***** Supplied entries *****

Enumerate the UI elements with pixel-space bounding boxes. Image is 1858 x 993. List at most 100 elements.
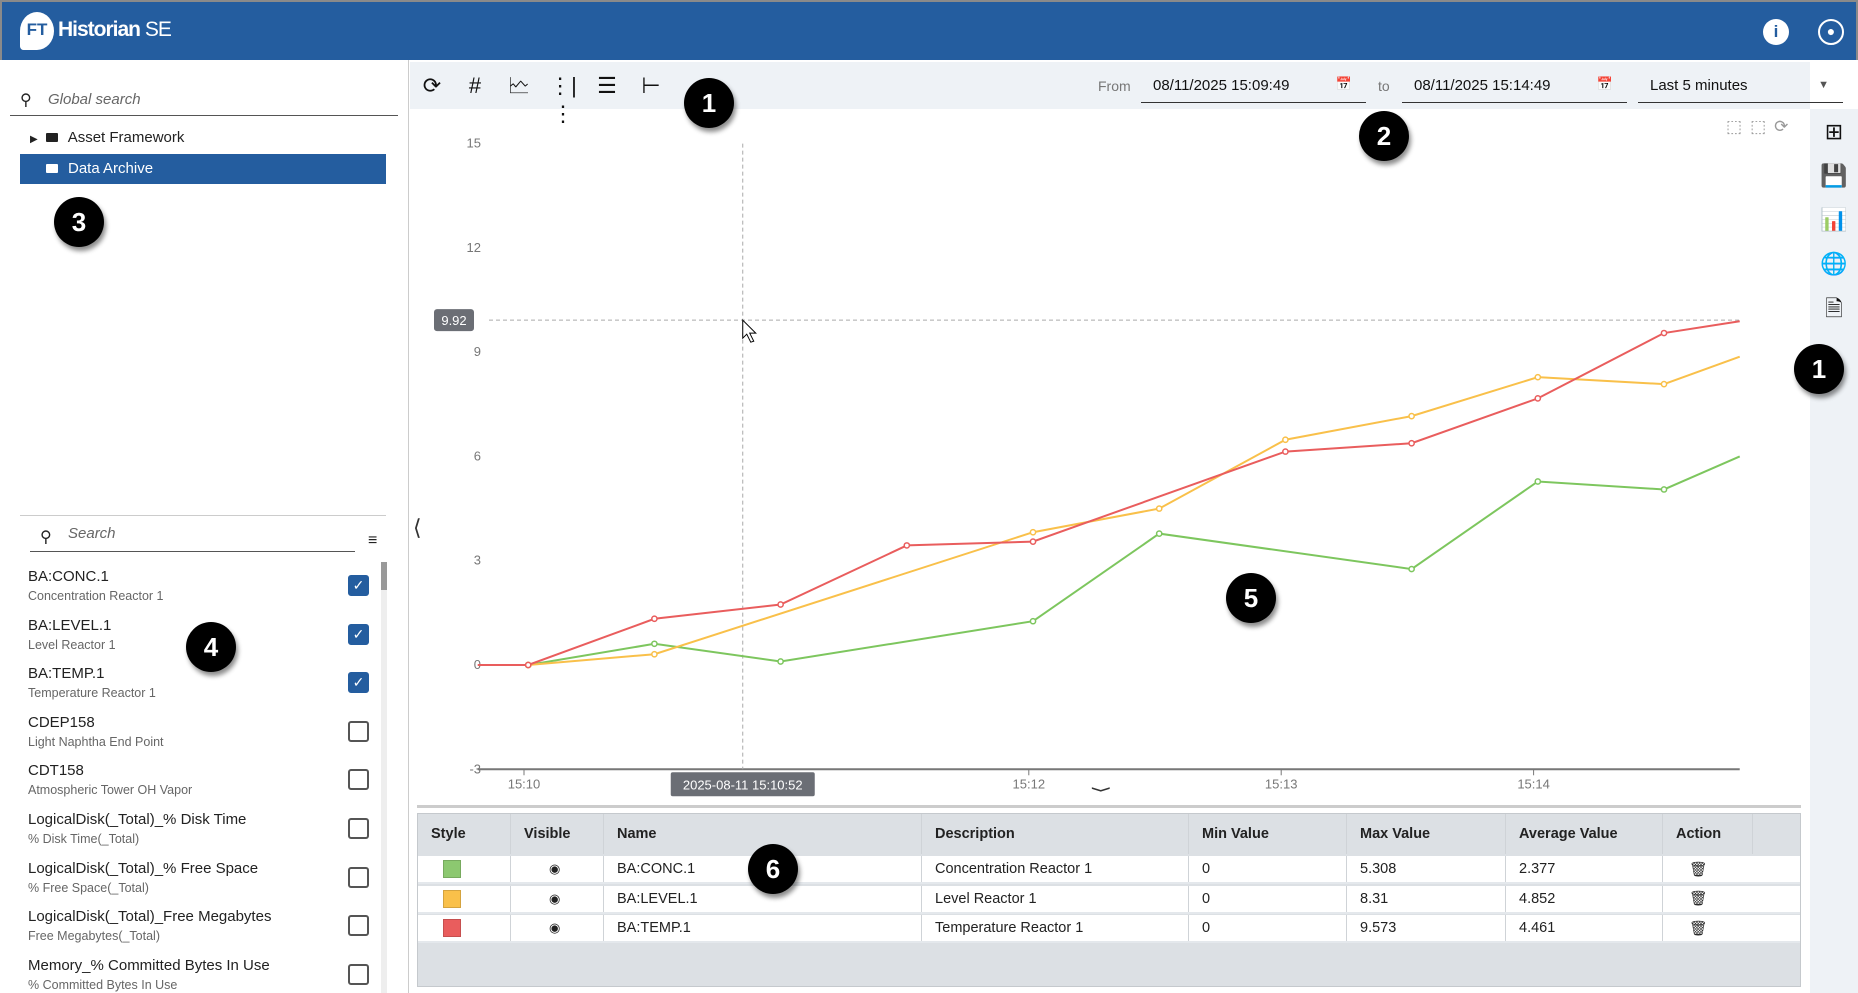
- max-value-cell: 5.308: [1347, 856, 1506, 882]
- caret-right-icon[interactable]: ▶: [30, 134, 38, 145]
- collapse-left-icon[interactable]: ⟨: [413, 515, 422, 540]
- globe-clock-icon[interactable]: 🌐: [1820, 251, 1848, 276]
- eye-icon[interactable]: ◉: [511, 885, 604, 912]
- table-row[interactable]: ◉ BA:TEMP.1 Temperature Reactor 1 0 9.57…: [418, 915, 1800, 943]
- horizontal-lines-icon[interactable]: ☰: [597, 73, 617, 98]
- tag-name: BA:CONC.1: [28, 568, 109, 585]
- save-icon[interactable]: 💾: [1820, 163, 1848, 188]
- y-tick-label: 6: [474, 448, 481, 463]
- callout-badge: 4: [186, 622, 236, 672]
- color-swatch[interactable]: [443, 919, 461, 937]
- tag-checkbox[interactable]: [348, 915, 369, 937]
- max-value-cell: 8.31: [1347, 885, 1506, 912]
- account-icon[interactable]: ●: [1818, 19, 1844, 45]
- tag-name: LogicalDisk(_Total)_Free Megabytes: [28, 908, 272, 926]
- zoom-back-icon[interactable]: ⬚: [1750, 117, 1775, 136]
- tag-description: % Committed Bytes In Use: [28, 977, 178, 992]
- color-swatch[interactable]: [443, 860, 461, 878]
- column-header[interactable]: Min Value: [1189, 814, 1347, 854]
- tag-checkbox[interactable]: [348, 720, 369, 742]
- refresh-chart-icon[interactable]: ⟳: [422, 73, 442, 98]
- eye-icon[interactable]: ◉: [511, 856, 604, 882]
- tag-list-item[interactable]: BA:LEVEL.1 Level Reactor 1 ✓: [28, 615, 378, 663]
- tag-checkbox[interactable]: [348, 866, 369, 888]
- app-logo: FT: [20, 12, 54, 50]
- tag-list-item[interactable]: LogicalDisk(_Total)_Free Megabytes Free M…: [28, 906, 378, 954]
- sort-list-icon[interactable]: ≡: [368, 532, 378, 549]
- x-tick-label: 15:13: [1265, 776, 1298, 791]
- axis-icon[interactable]: ⊢: [641, 73, 661, 98]
- trend-icon[interactable]: 🗠: [507, 73, 531, 98]
- tag-name: CDEP158: [28, 713, 95, 731]
- column-header[interactable]: Max Value: [1347, 814, 1506, 854]
- reset-zoom-icon[interactable]: ⟳: [1774, 117, 1797, 136]
- data-point: [1155, 530, 1163, 537]
- from-value: 08/11/2025 15:09:49: [1153, 77, 1290, 94]
- calendar-icon[interactable]: 📅: [1596, 76, 1613, 91]
- tag-description: Atmospheric Tower OH Vapor: [28, 783, 193, 798]
- description-cell: Level Reactor 1: [922, 885, 1189, 912]
- zoom-select-icon[interactable]: ⬚: [1726, 117, 1751, 136]
- tag-checkbox[interactable]: [348, 769, 369, 791]
- from-datetime-input[interactable]: 08/11/2025 15:09:49 📅: [1141, 70, 1366, 103]
- style-cell[interactable]: [418, 915, 511, 941]
- tag-checkbox[interactable]: [348, 818, 369, 839]
- column-header[interactable]: Description: [922, 814, 1189, 854]
- grid-icon[interactable]: #: [468, 73, 482, 98]
- tag-checkbox[interactable]: [348, 963, 369, 985]
- bar-chart-icon[interactable]: 📊: [1820, 207, 1848, 232]
- column-header[interactable]: Action: [1663, 814, 1753, 854]
- add-trend-icon[interactable]: ⊞: [1824, 119, 1844, 144]
- export-icon[interactable]: 🗎: [1825, 296, 1843, 321]
- tag-checkbox[interactable]: ✓: [348, 623, 369, 645]
- callout-badge: 3: [54, 197, 104, 247]
- tree-item-data-archive[interactable]: Data Archive: [20, 154, 386, 184]
- calendar-icon[interactable]: 📅: [1335, 76, 1352, 91]
- tag-list-item[interactable]: Memory_% Committed Bytes In Use % Committ…: [28, 955, 378, 993]
- eye-icon[interactable]: ◉: [511, 915, 604, 941]
- trash-icon[interactable]: 🗑: [1689, 920, 1708, 937]
- tag-list-item[interactable]: BA:TEMP.1 Temperature Reactor 1 ✓: [28, 663, 378, 711]
- tag-list: BA:CONC.1 Concentration Reactor 1 ✓ BA:LEVE…: [0, 562, 409, 993]
- info-icon[interactable]: i: [1763, 19, 1789, 45]
- style-cell[interactable]: [418, 856, 511, 882]
- tag-list-item[interactable]: BA:CONC.1 Concentration Reactor 1 ✓: [28, 566, 378, 614]
- trash-icon[interactable]: 🗑: [1689, 891, 1708, 907]
- tag-list-item[interactable]: CDT158 Atmospheric Tower OH Vapor: [28, 760, 378, 808]
- crosshair-time: 2025-08-11 15:10:52: [683, 777, 803, 792]
- description-cell: Temperature Reactor 1: [922, 915, 1189, 941]
- data-point: [1029, 538, 1037, 545]
- data-point: [1408, 412, 1415, 420]
- to-datetime-input[interactable]: 08/11/2025 15:14:49 📅: [1402, 70, 1627, 103]
- folder-icon: [45, 133, 58, 142]
- search-icon: ⚲: [20, 92, 32, 109]
- tag-list-scrollbar[interactable]: [381, 562, 387, 993]
- column-header[interactable]: Name: [604, 814, 922, 854]
- column-header[interactable]: Average Value: [1506, 814, 1663, 854]
- tag-checkbox[interactable]: ✓: [348, 575, 369, 596]
- tag-list-item[interactable]: LogicalDisk(_Total)_% Free Space % Free S…: [28, 858, 378, 906]
- tag-list-item[interactable]: CDEP158 Light Naphtha End Point: [28, 712, 378, 760]
- data-point: [903, 542, 911, 549]
- tree-item-asset-framework[interactable]: ▶ Asset Framework: [30, 129, 184, 146]
- table-row[interactable]: ◉ BA:LEVEL.1 Level Reactor 1 0 8.31 4.85…: [418, 885, 1800, 914]
- time-range-select[interactable]: Last 5 minutes ▼: [1638, 70, 1843, 103]
- style-cell[interactable]: [418, 885, 511, 912]
- tag-checkbox[interactable]: ✓: [348, 672, 369, 694]
- average-value-cell: 4.852: [1506, 885, 1663, 912]
- tag-description: Free Megabytes(_Total): [28, 929, 161, 944]
- trend-chart[interactable]: 15 12 9 6 3 0 -3 15:10 15:12 15:13 15:14 9.92 2025-0…: [409, 109, 1810, 809]
- data-point: [1282, 436, 1289, 444]
- trash-icon[interactable]: 🗑: [1689, 861, 1708, 878]
- column-header[interactable]: Visible: [511, 814, 604, 854]
- tag-search-input[interactable]: ⚲ Search: [30, 520, 355, 552]
- table-row[interactable]: ◉ BA:CONC.1 Concentration Reactor 1 0 5.…: [418, 856, 1800, 884]
- color-swatch[interactable]: [443, 889, 461, 908]
- average-value-cell: 4.461: [1506, 915, 1663, 941]
- column-header[interactable]: Style: [418, 814, 511, 854]
- vertical-cursor-icon[interactable]: ⋮|⋮: [549, 73, 577, 126]
- tag-list-item[interactable]: LogicalDisk(_Total)_% Disk Time % Disk Ti…: [28, 809, 378, 857]
- tree-item-label: Asset Framework: [67, 129, 185, 146]
- global-search-input[interactable]: ⚲ Global search: [10, 84, 398, 116]
- crosshair-time-badge: [670, 772, 815, 797]
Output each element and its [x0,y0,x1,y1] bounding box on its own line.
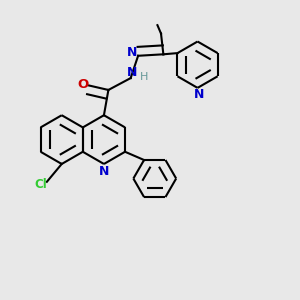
Text: H: H [140,72,148,82]
Text: N: N [194,88,204,101]
Text: Cl: Cl [34,178,47,191]
Text: N: N [127,66,137,79]
Text: N: N [126,46,137,59]
Text: O: O [77,77,89,91]
Text: N: N [99,165,109,178]
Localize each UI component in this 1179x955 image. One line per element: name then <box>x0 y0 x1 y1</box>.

*****

> [Problem details] Rewrite the lines from the one containing "Text: H: H [140,72,148,82]" through the last line of the listing, both included, with "Localize" replaced by "Locate" and everything else left as it is.

> [The reply]
Text: H: H [140,72,148,82]
Text: N: N [194,88,204,101]
Text: Cl: Cl [34,178,47,191]
Text: N: N [127,66,137,79]
Text: N: N [126,46,137,59]
Text: O: O [77,77,89,91]
Text: N: N [99,165,109,178]
Locate each UI component in this 1179x955 image. One line per element: name then <box>x0 y0 x1 y1</box>.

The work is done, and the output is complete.